## Instructions to follow
Gather from the listing below each line that includes the word "tagline", and copy it.

Data items
— Start —
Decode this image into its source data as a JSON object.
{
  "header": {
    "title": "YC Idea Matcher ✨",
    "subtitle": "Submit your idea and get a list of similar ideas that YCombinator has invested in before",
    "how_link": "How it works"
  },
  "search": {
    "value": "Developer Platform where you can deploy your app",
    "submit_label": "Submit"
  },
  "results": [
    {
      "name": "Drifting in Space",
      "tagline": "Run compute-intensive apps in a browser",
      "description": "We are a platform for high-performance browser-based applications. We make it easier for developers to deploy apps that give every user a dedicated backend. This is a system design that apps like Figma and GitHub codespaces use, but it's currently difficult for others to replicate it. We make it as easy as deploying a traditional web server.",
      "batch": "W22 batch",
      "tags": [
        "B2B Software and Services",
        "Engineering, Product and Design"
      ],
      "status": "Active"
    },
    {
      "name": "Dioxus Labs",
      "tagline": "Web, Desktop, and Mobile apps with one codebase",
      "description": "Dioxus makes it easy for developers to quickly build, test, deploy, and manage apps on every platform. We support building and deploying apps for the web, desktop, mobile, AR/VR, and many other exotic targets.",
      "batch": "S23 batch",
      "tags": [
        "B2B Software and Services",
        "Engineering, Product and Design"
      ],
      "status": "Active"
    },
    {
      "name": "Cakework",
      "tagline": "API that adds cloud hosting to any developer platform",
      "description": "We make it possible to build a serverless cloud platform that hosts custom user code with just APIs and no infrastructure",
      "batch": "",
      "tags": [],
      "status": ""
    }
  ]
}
— End —
## Output of the task
      "tagline": "Run compute-intensive apps in a browser",
      "tagline": "Web, Desktop, and Mobile apps with one codebase",
      "tagline": "API that adds cloud hosting to any developer platform",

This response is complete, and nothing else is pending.